Abstract
Advanced applications of attosecond pulses require the implementation of experimental techniques for a complete and accurate characterization of the pulse temporal characteristics. The method of choice is the frequency resolved optical gating for the complete reconstruction of attosecond bursts (FROG-CRAB), which requires the development of suitable reconstruction algorithms. In the last few years, various numerical techniques have been proposed and implemented, characterized by different levels of accuracy, robustness, and computational load. Many of them are based on the central momentum approximation (CMA), which may pose severe limits in the reconstruction accuracy. Alternative techniques have been successfully developed, based on the implementation of reconstruction algorithms which do not rely on this approximation, such as the Volkov-transform generalized projection algorithm (VTGPA). The main drawback is a notable increase of the computational load. We propose a new method, called refined iterative ptychographic engine (rePIE), which combines the advantages of a robust algorithm based on CMA, characterized by a fast convergence, with the accuracy of advanced algorithms not based on such approximation. The main idea is to perform a first fast iterative ptychographic engine (ePIE) reconstruction and then refine the result with just a few iterations of the VTGPA in order to correct for the error introduced by the CMA. We analyse the accuracy of the novel reconstruction method by comparing the residual error (i.e., the difference between the reconstructed and the simulated original spectrograms) when VTGPA, ePIE, and rePIE reconstructions are employed. We show that the rePIE approach is particularly useful in the case of short attosecond pulses characterized by a broad spectrum in the vacuum-ultraviolet (VUV)–extreme-ultraviolet (XUV) region.

..............................

Answer from the abstract on attosecond pulse reconstruction:
(a) Which approximation do many of the earlier reconstruction techniques rely on?
(b) What is the main drawback of algorithms that avoid this approximation, such as the VTGPA?
(c) For which pulses is the rePIE approach said to be particularly useful?
The material has no connection to the abstract on attosecond pulse reconstruction.

= Provided data =
..............................

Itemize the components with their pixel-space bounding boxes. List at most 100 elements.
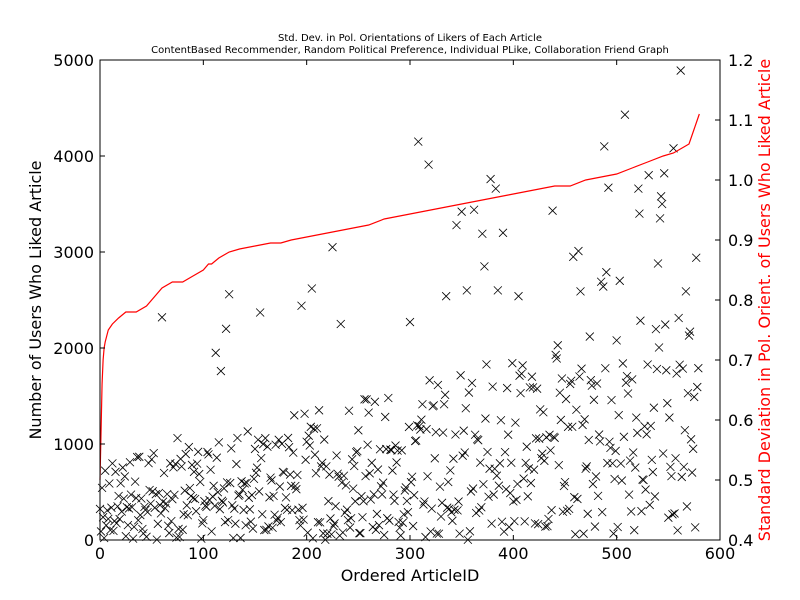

..............................

= Result below =
(a) The central momentum approximation (CMA).
(b) A notable increase in computational load.
(c) Short attosecond pulses with a broad spectrum in the vacuum-ultraviolet (VUV) to extreme-ultraviolet (XUV) region.